EXERCISE GOAL =>
Pull every line of the entries that has the word "plasticity".
━━━━━ RAW RECORDS ━━━━━
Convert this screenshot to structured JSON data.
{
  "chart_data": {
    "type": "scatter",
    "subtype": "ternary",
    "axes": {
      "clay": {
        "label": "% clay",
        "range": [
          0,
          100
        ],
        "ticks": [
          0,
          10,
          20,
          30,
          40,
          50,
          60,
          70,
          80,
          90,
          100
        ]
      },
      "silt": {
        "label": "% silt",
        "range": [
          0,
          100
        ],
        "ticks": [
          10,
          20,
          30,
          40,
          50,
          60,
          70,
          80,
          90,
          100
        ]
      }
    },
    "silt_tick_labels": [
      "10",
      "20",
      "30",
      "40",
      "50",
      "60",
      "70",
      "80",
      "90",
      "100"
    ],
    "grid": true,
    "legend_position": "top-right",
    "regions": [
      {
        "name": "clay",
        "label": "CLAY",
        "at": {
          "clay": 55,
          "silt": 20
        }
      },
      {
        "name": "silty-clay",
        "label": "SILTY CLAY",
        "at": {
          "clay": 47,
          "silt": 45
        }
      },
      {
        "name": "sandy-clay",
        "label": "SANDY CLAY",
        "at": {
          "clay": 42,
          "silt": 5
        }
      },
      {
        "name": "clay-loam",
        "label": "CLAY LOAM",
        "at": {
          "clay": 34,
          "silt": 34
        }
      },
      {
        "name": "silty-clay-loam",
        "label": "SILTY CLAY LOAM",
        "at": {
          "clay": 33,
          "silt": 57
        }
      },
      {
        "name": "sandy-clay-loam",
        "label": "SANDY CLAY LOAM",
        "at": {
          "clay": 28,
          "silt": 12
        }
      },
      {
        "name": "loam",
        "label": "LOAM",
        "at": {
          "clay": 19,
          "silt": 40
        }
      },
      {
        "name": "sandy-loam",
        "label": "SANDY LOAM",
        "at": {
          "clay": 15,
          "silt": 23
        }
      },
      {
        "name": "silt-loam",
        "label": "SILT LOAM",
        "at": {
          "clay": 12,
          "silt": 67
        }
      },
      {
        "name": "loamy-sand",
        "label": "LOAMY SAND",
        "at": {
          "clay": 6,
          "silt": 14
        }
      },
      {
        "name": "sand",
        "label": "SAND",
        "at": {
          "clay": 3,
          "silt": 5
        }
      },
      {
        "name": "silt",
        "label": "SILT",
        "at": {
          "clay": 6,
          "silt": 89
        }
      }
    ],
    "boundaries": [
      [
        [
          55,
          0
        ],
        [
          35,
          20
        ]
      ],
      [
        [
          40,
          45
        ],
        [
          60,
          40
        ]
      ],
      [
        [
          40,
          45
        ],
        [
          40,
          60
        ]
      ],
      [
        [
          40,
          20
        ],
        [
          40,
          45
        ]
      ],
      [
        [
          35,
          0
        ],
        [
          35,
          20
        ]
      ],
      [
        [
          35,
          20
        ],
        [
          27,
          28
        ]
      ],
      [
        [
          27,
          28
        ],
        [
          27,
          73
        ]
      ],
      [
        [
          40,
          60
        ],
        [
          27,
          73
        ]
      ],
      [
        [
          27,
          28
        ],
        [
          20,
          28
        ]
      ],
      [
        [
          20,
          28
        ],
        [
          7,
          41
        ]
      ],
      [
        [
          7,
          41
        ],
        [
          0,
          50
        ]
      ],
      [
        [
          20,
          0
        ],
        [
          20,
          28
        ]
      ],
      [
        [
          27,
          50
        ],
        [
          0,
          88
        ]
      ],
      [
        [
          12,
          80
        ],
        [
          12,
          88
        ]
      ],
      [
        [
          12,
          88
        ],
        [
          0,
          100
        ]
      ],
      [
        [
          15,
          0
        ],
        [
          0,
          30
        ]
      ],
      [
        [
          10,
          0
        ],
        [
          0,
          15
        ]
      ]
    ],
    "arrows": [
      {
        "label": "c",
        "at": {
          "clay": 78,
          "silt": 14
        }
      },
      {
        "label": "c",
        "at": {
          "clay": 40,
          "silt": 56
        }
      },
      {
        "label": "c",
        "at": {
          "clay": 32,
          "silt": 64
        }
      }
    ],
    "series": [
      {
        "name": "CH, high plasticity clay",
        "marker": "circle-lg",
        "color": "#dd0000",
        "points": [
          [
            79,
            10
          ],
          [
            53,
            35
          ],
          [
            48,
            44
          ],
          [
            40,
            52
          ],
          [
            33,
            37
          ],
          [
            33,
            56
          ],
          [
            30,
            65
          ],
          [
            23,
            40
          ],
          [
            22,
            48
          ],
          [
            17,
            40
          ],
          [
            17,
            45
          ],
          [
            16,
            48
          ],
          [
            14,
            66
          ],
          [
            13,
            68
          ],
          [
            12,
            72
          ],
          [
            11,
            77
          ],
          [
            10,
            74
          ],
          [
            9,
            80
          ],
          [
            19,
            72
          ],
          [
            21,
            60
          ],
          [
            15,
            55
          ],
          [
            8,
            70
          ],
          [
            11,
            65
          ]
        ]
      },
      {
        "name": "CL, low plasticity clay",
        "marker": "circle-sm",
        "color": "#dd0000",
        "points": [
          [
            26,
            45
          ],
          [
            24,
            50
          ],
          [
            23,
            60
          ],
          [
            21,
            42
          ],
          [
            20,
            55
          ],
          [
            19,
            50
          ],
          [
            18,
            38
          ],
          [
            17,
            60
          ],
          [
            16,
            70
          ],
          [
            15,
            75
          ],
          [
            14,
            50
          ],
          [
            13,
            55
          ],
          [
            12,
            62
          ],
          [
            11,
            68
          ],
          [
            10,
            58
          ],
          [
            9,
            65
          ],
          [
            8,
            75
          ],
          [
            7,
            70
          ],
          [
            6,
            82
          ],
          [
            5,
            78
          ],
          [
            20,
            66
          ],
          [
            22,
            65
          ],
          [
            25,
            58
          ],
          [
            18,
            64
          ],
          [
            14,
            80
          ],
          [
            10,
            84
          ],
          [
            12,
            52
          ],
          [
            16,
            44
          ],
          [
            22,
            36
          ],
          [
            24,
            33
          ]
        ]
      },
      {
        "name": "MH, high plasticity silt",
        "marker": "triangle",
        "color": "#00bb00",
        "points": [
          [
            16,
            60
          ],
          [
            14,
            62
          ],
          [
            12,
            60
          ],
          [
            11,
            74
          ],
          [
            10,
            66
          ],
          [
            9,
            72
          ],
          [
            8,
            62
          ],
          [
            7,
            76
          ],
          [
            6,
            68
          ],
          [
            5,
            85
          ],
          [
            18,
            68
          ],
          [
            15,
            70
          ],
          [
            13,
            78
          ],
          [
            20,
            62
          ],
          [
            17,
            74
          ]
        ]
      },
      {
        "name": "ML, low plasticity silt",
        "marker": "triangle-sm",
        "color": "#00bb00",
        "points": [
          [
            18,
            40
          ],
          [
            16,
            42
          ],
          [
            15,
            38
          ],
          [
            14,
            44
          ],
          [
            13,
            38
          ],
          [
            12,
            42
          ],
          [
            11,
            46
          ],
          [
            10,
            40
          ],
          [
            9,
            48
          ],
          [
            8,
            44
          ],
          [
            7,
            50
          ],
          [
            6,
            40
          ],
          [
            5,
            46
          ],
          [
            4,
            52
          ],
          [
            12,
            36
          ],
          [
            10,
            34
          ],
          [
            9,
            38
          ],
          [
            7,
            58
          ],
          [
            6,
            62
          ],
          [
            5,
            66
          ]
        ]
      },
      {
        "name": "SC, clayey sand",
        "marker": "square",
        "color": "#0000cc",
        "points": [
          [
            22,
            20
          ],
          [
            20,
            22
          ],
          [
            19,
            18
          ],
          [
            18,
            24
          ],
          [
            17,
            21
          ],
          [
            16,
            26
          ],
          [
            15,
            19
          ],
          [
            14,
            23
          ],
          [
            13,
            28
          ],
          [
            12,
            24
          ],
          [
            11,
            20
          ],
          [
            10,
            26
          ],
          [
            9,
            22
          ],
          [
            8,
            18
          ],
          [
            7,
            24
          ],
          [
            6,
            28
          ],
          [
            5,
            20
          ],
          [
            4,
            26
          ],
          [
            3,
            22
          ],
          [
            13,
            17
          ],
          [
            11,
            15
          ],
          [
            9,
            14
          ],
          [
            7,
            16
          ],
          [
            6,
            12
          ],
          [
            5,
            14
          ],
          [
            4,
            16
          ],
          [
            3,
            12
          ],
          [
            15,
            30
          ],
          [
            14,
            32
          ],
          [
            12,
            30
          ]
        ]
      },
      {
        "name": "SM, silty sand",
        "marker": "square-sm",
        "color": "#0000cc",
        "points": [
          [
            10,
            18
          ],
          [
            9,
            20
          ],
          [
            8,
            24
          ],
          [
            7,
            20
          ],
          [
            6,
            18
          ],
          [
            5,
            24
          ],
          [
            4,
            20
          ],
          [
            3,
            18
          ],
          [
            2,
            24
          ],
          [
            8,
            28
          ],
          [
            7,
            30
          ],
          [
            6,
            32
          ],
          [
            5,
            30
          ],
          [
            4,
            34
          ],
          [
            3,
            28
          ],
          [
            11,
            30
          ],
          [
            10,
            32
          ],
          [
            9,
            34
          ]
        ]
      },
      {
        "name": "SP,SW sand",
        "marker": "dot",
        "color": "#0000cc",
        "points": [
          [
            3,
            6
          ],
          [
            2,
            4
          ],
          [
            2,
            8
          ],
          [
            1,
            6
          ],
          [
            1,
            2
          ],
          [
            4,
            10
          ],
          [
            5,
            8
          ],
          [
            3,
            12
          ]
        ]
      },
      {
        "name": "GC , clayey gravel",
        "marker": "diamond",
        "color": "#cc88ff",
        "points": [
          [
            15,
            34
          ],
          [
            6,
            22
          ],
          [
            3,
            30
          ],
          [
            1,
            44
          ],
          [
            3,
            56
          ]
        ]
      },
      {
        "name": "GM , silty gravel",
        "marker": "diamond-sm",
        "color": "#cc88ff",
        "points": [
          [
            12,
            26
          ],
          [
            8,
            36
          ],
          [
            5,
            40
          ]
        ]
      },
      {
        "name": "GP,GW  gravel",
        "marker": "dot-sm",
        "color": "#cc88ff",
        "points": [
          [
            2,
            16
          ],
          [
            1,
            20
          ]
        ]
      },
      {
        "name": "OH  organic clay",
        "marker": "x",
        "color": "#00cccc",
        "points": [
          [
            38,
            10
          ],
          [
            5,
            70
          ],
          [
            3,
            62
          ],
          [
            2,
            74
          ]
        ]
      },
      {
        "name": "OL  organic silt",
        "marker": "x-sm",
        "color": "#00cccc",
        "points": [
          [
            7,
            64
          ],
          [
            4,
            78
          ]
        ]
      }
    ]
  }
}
━━━━━
WRITTEN RESPONSE =>
        "name": "CH, high plasticity clay",
        "name": "CL, low plasticity clay",
        "name": "MH, high plasticity silt",
        "name": "ML, low plasticity silt",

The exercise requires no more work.